The problem: Copy each line that holds "nominated".
## begin
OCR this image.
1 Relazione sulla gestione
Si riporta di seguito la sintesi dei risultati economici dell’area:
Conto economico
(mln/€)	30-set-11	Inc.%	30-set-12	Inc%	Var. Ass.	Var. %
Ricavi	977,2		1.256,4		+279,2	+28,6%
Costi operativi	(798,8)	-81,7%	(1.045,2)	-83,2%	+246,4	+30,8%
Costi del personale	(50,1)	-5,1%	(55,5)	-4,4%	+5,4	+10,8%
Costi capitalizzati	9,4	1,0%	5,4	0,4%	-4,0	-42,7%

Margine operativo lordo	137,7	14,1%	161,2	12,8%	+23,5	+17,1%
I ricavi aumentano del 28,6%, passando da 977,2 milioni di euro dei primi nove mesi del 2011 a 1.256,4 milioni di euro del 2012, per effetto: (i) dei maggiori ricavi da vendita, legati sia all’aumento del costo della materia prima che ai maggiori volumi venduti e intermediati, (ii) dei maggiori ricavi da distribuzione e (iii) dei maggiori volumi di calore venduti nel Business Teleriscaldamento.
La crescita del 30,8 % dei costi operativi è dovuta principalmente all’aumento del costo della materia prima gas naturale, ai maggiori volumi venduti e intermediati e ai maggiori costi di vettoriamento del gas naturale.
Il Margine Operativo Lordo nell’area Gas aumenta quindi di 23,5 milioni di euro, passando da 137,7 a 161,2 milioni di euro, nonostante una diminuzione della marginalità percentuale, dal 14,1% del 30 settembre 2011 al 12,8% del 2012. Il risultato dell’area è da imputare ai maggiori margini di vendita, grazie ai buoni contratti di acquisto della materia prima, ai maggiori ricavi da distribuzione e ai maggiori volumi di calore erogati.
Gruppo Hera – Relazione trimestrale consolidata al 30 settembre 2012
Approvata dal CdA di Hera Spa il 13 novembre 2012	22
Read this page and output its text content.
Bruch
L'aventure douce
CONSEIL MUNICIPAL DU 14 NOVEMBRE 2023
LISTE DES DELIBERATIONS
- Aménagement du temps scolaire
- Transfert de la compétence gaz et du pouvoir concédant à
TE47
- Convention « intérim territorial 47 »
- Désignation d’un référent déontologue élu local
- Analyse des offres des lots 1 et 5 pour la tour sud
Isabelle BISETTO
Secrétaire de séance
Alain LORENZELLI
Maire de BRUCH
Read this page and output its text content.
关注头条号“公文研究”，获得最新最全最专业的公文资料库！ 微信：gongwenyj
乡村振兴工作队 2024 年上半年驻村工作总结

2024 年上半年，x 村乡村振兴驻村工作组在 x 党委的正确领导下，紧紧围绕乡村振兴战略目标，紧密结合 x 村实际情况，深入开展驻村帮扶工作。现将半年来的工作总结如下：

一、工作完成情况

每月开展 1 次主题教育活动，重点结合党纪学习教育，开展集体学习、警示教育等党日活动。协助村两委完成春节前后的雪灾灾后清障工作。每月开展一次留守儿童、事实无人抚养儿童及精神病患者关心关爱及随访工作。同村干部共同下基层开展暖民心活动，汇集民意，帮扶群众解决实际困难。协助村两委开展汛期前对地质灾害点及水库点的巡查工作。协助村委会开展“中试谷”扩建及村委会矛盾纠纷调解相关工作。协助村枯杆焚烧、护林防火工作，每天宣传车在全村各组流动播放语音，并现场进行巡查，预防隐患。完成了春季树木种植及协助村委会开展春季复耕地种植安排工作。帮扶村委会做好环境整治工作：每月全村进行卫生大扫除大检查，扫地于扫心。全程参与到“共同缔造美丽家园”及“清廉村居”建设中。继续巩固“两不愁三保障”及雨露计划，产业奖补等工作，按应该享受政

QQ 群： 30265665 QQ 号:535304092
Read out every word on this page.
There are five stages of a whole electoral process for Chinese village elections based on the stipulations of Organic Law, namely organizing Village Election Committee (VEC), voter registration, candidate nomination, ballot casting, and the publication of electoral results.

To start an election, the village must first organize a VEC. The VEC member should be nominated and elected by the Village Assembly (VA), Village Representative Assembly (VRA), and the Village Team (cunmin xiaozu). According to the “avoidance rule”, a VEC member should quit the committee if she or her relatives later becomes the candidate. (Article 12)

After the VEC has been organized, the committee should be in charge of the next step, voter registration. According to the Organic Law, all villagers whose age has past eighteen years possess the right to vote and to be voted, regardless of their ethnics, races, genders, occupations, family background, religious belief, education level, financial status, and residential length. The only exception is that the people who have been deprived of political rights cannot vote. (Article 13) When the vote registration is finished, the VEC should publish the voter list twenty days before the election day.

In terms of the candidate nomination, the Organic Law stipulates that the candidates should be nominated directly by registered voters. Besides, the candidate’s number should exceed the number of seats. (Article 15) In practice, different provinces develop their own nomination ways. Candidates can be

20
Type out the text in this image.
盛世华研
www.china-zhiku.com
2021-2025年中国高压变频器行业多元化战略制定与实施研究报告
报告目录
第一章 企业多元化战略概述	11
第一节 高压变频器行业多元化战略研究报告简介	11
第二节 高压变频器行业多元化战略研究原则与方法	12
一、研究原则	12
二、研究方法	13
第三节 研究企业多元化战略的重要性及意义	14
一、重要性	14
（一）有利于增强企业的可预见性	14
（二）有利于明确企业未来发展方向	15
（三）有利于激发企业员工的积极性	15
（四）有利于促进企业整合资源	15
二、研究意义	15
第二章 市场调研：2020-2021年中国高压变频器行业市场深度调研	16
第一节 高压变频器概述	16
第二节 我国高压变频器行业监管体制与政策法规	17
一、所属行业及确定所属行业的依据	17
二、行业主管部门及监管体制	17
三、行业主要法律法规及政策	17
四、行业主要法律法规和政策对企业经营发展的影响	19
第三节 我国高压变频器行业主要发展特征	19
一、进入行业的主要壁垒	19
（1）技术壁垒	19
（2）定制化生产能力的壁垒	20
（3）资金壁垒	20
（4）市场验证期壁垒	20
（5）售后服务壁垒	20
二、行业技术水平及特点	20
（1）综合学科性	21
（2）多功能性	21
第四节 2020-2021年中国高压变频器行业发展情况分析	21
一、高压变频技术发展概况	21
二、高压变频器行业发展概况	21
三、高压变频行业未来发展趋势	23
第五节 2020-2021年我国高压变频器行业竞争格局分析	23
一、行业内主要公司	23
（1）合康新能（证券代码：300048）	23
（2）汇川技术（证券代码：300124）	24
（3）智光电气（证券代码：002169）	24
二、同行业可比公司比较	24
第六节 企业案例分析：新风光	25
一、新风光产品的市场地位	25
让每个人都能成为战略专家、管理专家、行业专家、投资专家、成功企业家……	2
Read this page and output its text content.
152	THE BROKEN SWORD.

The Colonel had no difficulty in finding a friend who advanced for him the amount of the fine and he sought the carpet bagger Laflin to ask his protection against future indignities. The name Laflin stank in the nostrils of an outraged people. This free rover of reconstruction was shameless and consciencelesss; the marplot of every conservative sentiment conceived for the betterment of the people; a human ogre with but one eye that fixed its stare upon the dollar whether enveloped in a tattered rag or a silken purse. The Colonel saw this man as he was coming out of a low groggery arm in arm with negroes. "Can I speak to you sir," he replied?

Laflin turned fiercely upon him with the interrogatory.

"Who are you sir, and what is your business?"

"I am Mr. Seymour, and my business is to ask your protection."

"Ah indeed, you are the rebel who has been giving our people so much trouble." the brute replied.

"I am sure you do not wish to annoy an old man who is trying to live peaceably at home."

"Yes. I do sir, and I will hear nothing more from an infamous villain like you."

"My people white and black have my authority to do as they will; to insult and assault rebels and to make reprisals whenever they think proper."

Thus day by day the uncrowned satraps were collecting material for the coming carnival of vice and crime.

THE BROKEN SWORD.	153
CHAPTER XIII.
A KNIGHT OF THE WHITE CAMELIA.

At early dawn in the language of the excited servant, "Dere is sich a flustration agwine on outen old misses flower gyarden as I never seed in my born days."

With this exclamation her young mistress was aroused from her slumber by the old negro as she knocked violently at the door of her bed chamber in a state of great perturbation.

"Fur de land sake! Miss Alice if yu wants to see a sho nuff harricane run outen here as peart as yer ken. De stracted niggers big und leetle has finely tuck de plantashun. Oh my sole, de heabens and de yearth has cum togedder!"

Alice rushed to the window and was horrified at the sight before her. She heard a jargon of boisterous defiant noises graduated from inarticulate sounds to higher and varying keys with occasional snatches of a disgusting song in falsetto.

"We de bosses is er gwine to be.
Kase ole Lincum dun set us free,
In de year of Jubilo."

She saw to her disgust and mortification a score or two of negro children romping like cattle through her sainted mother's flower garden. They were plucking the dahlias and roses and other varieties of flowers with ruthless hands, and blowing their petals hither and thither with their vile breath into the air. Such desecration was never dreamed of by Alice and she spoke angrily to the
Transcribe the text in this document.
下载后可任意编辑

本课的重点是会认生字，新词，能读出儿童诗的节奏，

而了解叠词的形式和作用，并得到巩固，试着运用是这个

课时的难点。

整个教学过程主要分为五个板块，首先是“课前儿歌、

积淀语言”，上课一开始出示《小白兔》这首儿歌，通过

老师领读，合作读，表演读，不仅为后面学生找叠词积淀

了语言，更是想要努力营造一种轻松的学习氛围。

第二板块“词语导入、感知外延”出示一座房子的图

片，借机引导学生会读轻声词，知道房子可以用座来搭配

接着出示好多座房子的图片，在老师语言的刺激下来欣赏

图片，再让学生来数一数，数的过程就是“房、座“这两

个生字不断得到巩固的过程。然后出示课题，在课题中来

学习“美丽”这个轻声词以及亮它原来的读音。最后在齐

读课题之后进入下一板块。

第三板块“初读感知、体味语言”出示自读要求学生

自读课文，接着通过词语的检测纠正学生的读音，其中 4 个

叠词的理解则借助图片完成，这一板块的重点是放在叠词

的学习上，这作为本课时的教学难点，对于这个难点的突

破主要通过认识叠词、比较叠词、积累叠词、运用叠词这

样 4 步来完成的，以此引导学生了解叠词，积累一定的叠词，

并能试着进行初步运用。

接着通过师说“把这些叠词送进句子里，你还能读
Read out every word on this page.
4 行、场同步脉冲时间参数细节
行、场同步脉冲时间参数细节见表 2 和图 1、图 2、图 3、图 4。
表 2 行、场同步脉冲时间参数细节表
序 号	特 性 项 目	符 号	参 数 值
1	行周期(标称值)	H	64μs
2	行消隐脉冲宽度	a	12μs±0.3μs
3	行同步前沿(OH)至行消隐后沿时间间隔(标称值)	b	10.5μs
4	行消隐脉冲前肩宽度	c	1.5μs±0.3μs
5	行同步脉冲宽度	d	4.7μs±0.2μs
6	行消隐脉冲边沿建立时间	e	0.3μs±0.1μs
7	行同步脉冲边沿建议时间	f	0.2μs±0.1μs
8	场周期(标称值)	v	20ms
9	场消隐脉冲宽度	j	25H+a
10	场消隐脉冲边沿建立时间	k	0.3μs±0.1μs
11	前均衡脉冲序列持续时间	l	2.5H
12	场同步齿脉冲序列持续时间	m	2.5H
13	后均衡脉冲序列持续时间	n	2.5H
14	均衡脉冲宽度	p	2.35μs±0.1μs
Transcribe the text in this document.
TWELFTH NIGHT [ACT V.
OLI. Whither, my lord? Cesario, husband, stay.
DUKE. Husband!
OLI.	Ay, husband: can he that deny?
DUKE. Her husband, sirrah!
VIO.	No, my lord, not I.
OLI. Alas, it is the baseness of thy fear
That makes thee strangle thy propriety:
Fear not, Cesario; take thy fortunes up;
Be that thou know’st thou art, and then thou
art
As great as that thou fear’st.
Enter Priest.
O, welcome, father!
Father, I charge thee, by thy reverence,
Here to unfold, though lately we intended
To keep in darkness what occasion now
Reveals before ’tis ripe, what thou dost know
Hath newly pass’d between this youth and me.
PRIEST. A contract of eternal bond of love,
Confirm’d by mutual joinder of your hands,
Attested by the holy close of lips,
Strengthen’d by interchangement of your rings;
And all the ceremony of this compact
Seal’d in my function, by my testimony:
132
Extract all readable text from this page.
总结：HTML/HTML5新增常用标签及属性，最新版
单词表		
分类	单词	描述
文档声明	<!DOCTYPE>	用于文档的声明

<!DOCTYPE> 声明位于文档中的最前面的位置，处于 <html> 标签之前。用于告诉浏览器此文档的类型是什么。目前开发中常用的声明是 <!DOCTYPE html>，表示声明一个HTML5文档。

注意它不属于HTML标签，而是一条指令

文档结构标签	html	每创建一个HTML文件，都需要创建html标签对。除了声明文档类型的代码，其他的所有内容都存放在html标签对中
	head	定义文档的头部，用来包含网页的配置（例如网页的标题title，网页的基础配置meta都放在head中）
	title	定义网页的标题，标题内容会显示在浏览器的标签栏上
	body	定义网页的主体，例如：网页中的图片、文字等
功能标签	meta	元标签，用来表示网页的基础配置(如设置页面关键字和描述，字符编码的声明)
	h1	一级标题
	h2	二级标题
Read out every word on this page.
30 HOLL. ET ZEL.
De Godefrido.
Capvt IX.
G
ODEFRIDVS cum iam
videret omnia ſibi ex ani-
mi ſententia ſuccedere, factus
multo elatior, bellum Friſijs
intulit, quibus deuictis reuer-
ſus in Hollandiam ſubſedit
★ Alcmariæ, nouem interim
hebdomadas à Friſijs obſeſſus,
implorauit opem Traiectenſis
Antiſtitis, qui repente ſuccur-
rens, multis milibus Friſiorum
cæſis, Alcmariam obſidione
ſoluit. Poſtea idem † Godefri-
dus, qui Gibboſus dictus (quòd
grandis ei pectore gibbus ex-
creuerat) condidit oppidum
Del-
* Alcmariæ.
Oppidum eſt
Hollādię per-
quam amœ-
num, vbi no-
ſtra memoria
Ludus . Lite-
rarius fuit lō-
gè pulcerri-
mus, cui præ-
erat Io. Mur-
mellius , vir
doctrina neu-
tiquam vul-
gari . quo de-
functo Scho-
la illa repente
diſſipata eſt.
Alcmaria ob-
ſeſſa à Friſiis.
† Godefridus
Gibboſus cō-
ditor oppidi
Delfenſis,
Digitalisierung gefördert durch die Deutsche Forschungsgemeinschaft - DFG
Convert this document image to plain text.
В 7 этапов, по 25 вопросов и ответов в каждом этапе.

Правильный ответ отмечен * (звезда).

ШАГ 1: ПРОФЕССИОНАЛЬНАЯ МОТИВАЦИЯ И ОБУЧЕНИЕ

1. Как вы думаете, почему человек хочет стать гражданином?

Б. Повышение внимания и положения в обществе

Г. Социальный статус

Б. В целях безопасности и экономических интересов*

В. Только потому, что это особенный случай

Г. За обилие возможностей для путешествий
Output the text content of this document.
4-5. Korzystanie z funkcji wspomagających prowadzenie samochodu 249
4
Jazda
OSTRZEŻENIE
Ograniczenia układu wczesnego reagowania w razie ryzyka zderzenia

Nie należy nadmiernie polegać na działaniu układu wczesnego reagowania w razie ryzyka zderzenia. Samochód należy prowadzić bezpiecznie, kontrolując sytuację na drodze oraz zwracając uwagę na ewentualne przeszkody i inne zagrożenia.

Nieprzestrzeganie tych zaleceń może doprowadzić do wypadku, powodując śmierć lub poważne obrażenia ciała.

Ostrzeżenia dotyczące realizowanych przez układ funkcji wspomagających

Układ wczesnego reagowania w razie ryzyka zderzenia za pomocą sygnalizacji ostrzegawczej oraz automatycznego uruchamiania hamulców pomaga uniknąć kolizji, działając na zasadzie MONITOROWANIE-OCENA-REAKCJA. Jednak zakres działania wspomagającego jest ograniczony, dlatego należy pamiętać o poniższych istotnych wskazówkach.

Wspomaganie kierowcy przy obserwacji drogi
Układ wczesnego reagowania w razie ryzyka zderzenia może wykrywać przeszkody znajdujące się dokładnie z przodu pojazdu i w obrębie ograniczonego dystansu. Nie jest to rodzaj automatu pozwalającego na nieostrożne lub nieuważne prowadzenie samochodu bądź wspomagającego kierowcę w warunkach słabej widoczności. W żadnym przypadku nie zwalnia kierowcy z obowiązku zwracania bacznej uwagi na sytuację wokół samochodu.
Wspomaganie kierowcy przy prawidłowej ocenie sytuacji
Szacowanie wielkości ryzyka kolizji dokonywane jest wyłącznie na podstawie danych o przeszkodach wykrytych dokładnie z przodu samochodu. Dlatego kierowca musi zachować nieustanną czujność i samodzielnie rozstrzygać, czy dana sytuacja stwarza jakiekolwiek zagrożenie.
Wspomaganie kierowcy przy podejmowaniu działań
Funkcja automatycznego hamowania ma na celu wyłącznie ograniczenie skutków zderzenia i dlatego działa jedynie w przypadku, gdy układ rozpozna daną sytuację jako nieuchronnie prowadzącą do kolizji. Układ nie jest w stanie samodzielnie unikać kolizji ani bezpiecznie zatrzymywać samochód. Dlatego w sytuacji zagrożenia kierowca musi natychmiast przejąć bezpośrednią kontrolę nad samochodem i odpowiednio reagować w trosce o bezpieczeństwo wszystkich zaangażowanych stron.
## end
Answer to this task:
To start an election, the village must first organize a VEC. The VEC member should be nominated and elected by the Village Assembly (VA), Village Representative Assembly (VRA), and the Village Team (cunmin xiaozu). According to the “avoidance rule”, a VEC member should quit the committee if she or her relatives later becomes the candidate. (Article 12)
In terms of the candidate nomination, the Organic Law stipulates that the candidates should be nominated directly by registered voters. Besides, the candidate’s number should exceed the number of seats. (Article 15) In practice, different provinces develop their own nomination ways. Candidates can be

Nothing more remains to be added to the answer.